What is needed:
The listing below should be printed exactly, every line of it. Skip the pictures.

— Start —

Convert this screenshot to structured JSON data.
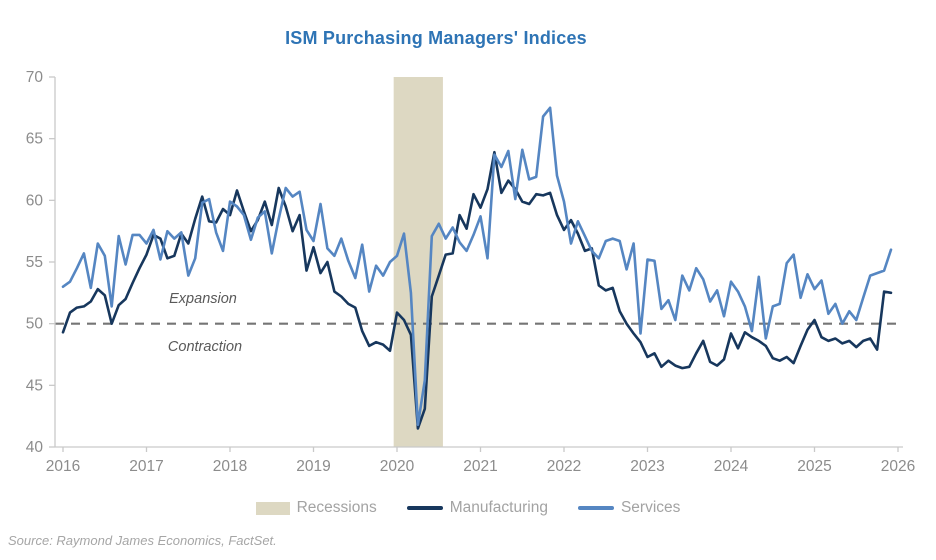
{
  "title": "ISM Purchasing Managers' Indices",
  "source_note": "Source: Raymond James Economics, FactSet.",
  "annotations": {
    "above_reference_line": "Expansion",
    "below_reference_line": "Contraction"
  },
  "legend": [
    {
      "label": "Recessions",
      "swatch": "rect",
      "color": "#ddd8c2"
    },
    {
      "label": "Manufacturing",
      "swatch": "line",
      "color": "#17375d"
    },
    {
      "label": "Services",
      "swatch": "line",
      "color": "#5586c2"
    }
  ],
  "colors": {
    "title_text": "#2e74b5",
    "manufacturing_line": "#17375d",
    "services_line": "#5586c2",
    "recession_band": "#ddd8c2",
    "reference_dash": "#757575",
    "axis_line": "#c9c9c9",
    "axis_text": "#8c8c8c",
    "legend_text": "#a3a3a3",
    "annotation_text": "#595959",
    "source_text": "#a6a6a6"
  },
  "chart_data": {
    "type": "line",
    "title": "ISM Purchasing Managers' Indices",
    "xlabel": "",
    "ylabel": "",
    "frequency": "monthly",
    "x_start": "2016-01",
    "x_end": "2025-12",
    "x_tick_years": [
      2016,
      2017,
      2018,
      2019,
      2020,
      2021,
      2022,
      2023,
      2024,
      2025,
      2026
    ],
    "ylim": [
      40,
      70
    ],
    "y_ticks": [
      40,
      45,
      50,
      55,
      60,
      65,
      70
    ],
    "grid": false,
    "legend_position": "bottom",
    "reference_line": {
      "value": 50,
      "style": "dashed",
      "above_label": "Expansion",
      "below_label": "Contraction"
    },
    "recession_band": {
      "label": "Recessions",
      "start_year": 2019.96,
      "end_year": 2020.55
    },
    "series": [
      {
        "name": "Manufacturing",
        "color": "#17375d",
        "values": [
          49.3,
          50.9,
          51.3,
          51.4,
          51.8,
          52.8,
          52.3,
          50.0,
          51.5,
          52.0,
          53.3,
          54.5,
          55.6,
          57.2,
          56.9,
          55.3,
          55.5,
          57.3,
          56.5,
          58.5,
          60.3,
          58.3,
          58.2,
          59.3,
          58.8,
          60.8,
          59.1,
          57.5,
          58.4,
          59.9,
          58.0,
          61.0,
          59.5,
          57.5,
          58.8,
          54.3,
          56.2,
          54.1,
          55.0,
          52.6,
          52.2,
          51.6,
          51.3,
          49.4,
          48.2,
          48.5,
          48.3,
          47.8,
          50.9,
          50.3,
          49.1,
          41.5,
          43.1,
          52.2,
          53.9,
          55.6,
          55.7,
          58.8,
          57.7,
          60.5,
          59.4,
          60.9,
          63.9,
          60.6,
          61.6,
          60.9,
          59.9,
          59.7,
          60.5,
          60.4,
          60.6,
          58.8,
          57.6,
          58.4,
          57.3,
          55.9,
          56.1,
          53.1,
          52.7,
          52.9,
          51.0,
          50.0,
          49.2,
          48.5,
          47.3,
          47.6,
          46.5,
          47.0,
          46.6,
          46.4,
          46.5,
          47.6,
          48.6,
          46.9,
          46.6,
          47.1,
          49.2,
          48.0,
          49.3,
          48.9,
          48.6,
          48.2,
          47.2,
          47.0,
          47.3,
          46.8,
          48.2,
          49.5,
          50.3,
          48.9,
          48.6,
          48.8,
          48.4,
          48.6,
          48.1,
          48.6,
          48.8,
          47.9,
          52.6,
          52.5
        ]
      },
      {
        "name": "Services",
        "color": "#5586c2",
        "values": [
          53.0,
          53.4,
          54.5,
          55.7,
          52.9,
          56.5,
          55.5,
          51.4,
          57.1,
          54.8,
          57.2,
          57.2,
          56.5,
          57.6,
          55.2,
          57.5,
          56.9,
          57.4,
          53.9,
          55.3,
          59.8,
          60.1,
          57.4,
          55.9,
          59.9,
          59.5,
          58.8,
          56.8,
          58.6,
          59.1,
          55.7,
          58.5,
          61.0,
          60.3,
          60.7,
          57.6,
          56.7,
          59.7,
          56.1,
          55.5,
          56.9,
          55.1,
          53.7,
          56.4,
          52.6,
          54.7,
          53.9,
          55.0,
          55.5,
          57.3,
          52.5,
          41.8,
          45.4,
          57.1,
          58.1,
          56.9,
          57.8,
          56.6,
          55.9,
          57.2,
          58.7,
          55.3,
          63.7,
          62.7,
          64.0,
          60.1,
          64.1,
          61.7,
          61.9,
          66.8,
          67.5,
          62.0,
          59.9,
          56.5,
          58.3,
          57.1,
          55.9,
          55.3,
          56.7,
          56.9,
          56.7,
          54.4,
          56.5,
          49.2,
          55.2,
          55.1,
          51.2,
          51.9,
          50.3,
          53.9,
          52.7,
          54.5,
          53.6,
          51.8,
          52.7,
          50.6,
          53.4,
          52.6,
          51.4,
          49.4,
          53.8,
          48.8,
          51.4,
          51.6,
          54.9,
          55.6,
          52.1,
          54.0,
          52.8,
          53.5,
          50.8,
          51.6,
          50.0,
          51.0,
          50.3,
          52.1,
          53.9,
          54.1,
          54.3,
          56.0
        ]
      }
    ]
  }
}
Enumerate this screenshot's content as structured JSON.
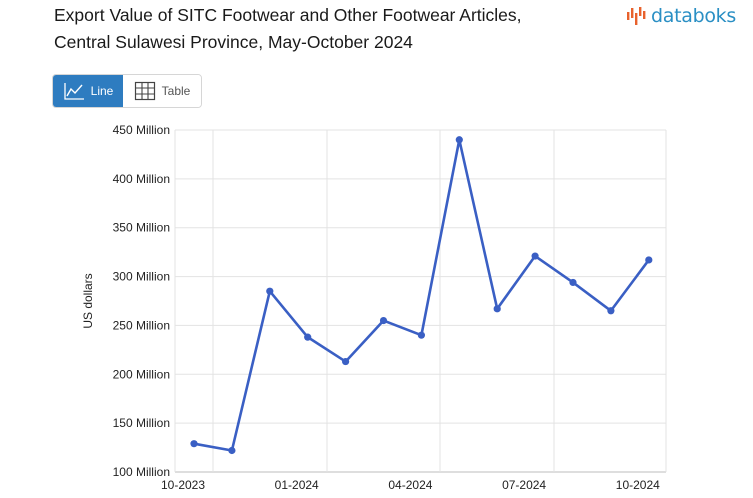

— End —

Completed task:
Convert this screenshot to structured JSON data.
{
  "title": "ISM Purchasing Managers' Indices",
  "source_note": "Source: Raymond James Economics, FactSet.",
  "annotations": {
    "above_reference_line": "Expansion",
    "below_reference_line": "Contraction"
  },
  "legend": [
    {
      "label": "Recessions",
      "swatch": "rect",
      "color": "#ddd8c2"
    },
    {
      "label": "Manufacturing",
      "swatch": "line",
      "color": "#17375d"
    },
    {
      "label": "Services",
      "swatch": "line",
      "color": "#5586c2"
    }
  ],
  "colors": {
    "title_text": "#2e74b5",
    "manufacturing_line": "#17375d",
    "services_line": "#5586c2",
    "recession_band": "#ddd8c2",
    "reference_dash": "#757575",
    "axis_line": "#c9c9c9",
    "axis_text": "#8c8c8c",
    "legend_text": "#a3a3a3",
    "annotation_text": "#595959",
    "source_text": "#a6a6a6"
  },
  "chart_data": {
    "type": "line",
    "title": "ISM Purchasing Managers' Indices",
    "xlabel": "",
    "ylabel": "",
    "frequency": "monthly",
    "x_start": "2016-01",
    "x_end": "2025-12",
    "x_tick_years": [
      2016,
      2017,
      2018,
      2019,
      2020,
      2021,
      2022,
      2023,
      2024,
      2025,
      2026
    ],
    "ylim": [
      40,
      70
    ],
    "y_ticks": [
      40,
      45,
      50,
      55,
      60,
      65,
      70
    ],
    "grid": false,
    "legend_position": "bottom",
    "reference_line": {
      "value": 50,
      "style": "dashed",
      "above_label": "Expansion",
      "below_label": "Contraction"
    },
    "recession_band": {
      "label": "Recessions",
      "start_year": 2019.96,
      "end_year": 2020.55
    },
    "series": [
      {
        "name": "Manufacturing",
        "color": "#17375d",
        "values": [
          49.3,
          50.9,
          51.3,
          51.4,
          51.8,
          52.8,
          52.3,
          50.0,
          51.5,
          52.0,
          53.3,
          54.5,
          55.6,
          57.2,
          56.9,
          55.3,
          55.5,
          57.3,
          56.5,
          58.5,
          60.3,
          58.3,
          58.2,
          59.3,
          58.8,
          60.8,
          59.1,
          57.5,
          58.4,
          59.9,
          58.0,
          61.0,
          59.5,
          57.5,
          58.8,
          54.3,
          56.2,
          54.1,
          55.0,
          52.6,
          52.2,
          51.6,
          51.3,
          49.4,
          48.2,
          48.5,
          48.3,
          47.8,
          50.9,
          50.3,
          49.1,
          41.5,
          43.1,
          52.2,
          53.9,
          55.6,
          55.7,
          58.8,
          57.7,
          60.5,
          59.4,
          60.9,
          63.9,
          60.6,
          61.6,
          60.9,
          59.9,
          59.7,
          60.5,
          60.4,
          60.6,
          58.8,
          57.6,
          58.4,
          57.3,
          55.9,
          56.1,
          53.1,
          52.7,
          52.9,
          51.0,
          50.0,
          49.2,
          48.5,
          47.3,
          47.6,
          46.5,
          47.0,
          46.6,
          46.4,
          46.5,
          47.6,
          48.6,
          46.9,
          46.6,
          47.1,
          49.2,
          48.0,
          49.3,
          48.9,
          48.6,
          48.2,
          47.2,
          47.0,
          47.3,
          46.8,
          48.2,
          49.5,
          50.3,
          48.9,
          48.6,
          48.8,
          48.4,
          48.6,
          48.1,
          48.6,
          48.8,
          47.9,
          52.6,
          52.5
        ]
      },
      {
        "name": "Services",
        "color": "#5586c2",
        "values": [
          53.0,
          53.4,
          54.5,
          55.7,
          52.9,
          56.5,
          55.5,
          51.4,
          57.1,
          54.8,
          57.2,
          57.2,
          56.5,
          57.6,
          55.2,
          57.5,
          56.9,
          57.4,
          53.9,
          55.3,
          59.8,
          60.1,
          57.4,
          55.9,
          59.9,
          59.5,
          58.8,
          56.8,
          58.6,
          59.1,
          55.7,
          58.5,
          61.0,
          60.3,
          60.7,
          57.6,
          56.7,
          59.7,
          56.1,
          55.5,
          56.9,
          55.1,
          53.7,
          56.4,
          52.6,
          54.7,
          53.9,
          55.0,
          55.5,
          57.3,
          52.5,
          41.8,
          45.4,
          57.1,
          58.1,
          56.9,
          57.8,
          56.6,
          55.9,
          57.2,
          58.7,
          55.3,
          63.7,
          62.7,
          64.0,
          60.1,
          64.1,
          61.7,
          61.9,
          66.8,
          67.5,
          62.0,
          59.9,
          56.5,
          58.3,
          57.1,
          55.9,
          55.3,
          56.7,
          56.9,
          56.7,
          54.4,
          56.5,
          49.2,
          55.2,
          55.1,
          51.2,
          51.9,
          50.3,
          53.9,
          52.7,
          54.5,
          53.6,
          51.8,
          52.7,
          50.6,
          53.4,
          52.6,
          51.4,
          49.4,
          53.8,
          48.8,
          51.4,
          51.6,
          54.9,
          55.6,
          52.1,
          54.0,
          52.8,
          53.5,
          50.8,
          51.6,
          50.0,
          51.0,
          50.3,
          52.1,
          53.9,
          54.1,
          54.3,
          56.0
        ]
      }
    ]
  }
}
Enumerate this screenshot's content as structured JSON.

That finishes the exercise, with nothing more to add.